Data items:
--------

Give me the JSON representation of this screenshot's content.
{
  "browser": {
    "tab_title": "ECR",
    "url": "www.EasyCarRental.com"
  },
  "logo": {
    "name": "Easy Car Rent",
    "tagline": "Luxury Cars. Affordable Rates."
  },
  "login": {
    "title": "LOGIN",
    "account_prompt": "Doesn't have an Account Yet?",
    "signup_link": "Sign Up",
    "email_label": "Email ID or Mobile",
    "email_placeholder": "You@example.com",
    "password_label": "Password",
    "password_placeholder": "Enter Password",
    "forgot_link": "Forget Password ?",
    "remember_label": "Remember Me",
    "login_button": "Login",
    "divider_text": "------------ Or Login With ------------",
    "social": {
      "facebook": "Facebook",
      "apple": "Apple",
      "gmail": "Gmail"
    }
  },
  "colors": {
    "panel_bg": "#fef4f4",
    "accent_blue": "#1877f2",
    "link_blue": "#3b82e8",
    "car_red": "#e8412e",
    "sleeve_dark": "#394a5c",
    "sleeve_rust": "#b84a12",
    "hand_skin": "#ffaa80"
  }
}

--------

> [Your task]:
Output all of the material exactly as written.

> [Full response]:
Give me the JSON representation of this screenshot's content.
{
  "browser": {
    "tab_title": "ECR",
    "url": "www.EasyCarRental.com"
  },
  "logo": {
    "name": "Easy Car Rent",
    "tagline": "Luxury Cars. Affordable Rates."
  },
  "login": {
    "title": "LOGIN",
    "account_prompt": "Doesn't have an Account Yet?",
    "signup_link": "Sign Up",
    "email_label": "Email ID or Mobile",
    "email_placeholder": "You@example.com",
    "password_label": "Password",
    "password_placeholder": "Enter Password",
    "forgot_link": "Forget Password ?",
    "remember_label": "Remember Me",
    "login_button": "Login",
    "divider_text": "------------ Or Login With ------------",
    "social": {
      "facebook": "Facebook",
      "apple": "Apple",
      "gmail": "Gmail"
    }
  },
  "colors": {
    "panel_bg": "#fef4f4",
    "accent_blue": "#1877f2",
    "link_blue": "#3b82e8",
    "car_red": "#e8412e",
    "sleeve_dark": "#394a5c",
    "sleeve_rust": "#b84a12",
    "hand_skin": "#ffaa80"
  }
}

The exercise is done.